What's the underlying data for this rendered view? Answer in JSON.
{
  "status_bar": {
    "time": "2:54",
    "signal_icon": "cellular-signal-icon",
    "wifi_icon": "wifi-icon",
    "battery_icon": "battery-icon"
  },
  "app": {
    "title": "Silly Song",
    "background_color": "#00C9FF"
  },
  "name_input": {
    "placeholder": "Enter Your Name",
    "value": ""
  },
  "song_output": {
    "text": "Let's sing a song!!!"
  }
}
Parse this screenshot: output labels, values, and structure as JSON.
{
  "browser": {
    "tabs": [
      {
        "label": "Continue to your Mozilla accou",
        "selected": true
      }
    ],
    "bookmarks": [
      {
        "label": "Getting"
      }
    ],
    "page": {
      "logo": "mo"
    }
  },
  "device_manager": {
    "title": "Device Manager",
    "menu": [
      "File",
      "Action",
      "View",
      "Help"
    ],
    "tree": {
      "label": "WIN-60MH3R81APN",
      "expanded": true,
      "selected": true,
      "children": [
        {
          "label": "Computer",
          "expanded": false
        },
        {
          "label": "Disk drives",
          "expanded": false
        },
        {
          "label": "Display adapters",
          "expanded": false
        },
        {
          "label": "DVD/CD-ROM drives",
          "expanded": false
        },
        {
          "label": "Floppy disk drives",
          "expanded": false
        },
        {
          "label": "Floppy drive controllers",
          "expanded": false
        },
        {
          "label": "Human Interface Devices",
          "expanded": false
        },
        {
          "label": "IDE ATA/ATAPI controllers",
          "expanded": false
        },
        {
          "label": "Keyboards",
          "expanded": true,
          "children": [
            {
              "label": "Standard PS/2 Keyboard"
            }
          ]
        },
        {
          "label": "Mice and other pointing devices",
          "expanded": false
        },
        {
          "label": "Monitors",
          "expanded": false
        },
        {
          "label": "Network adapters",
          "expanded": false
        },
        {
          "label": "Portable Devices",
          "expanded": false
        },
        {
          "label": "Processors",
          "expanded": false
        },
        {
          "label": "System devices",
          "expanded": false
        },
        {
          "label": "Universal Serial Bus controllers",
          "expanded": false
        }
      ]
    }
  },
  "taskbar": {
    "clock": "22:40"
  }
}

SHORT TASK. Say how many lines of the data hold the string "controllers". Reply with the number alone.

ANSWER TO THE PROBLEM. 3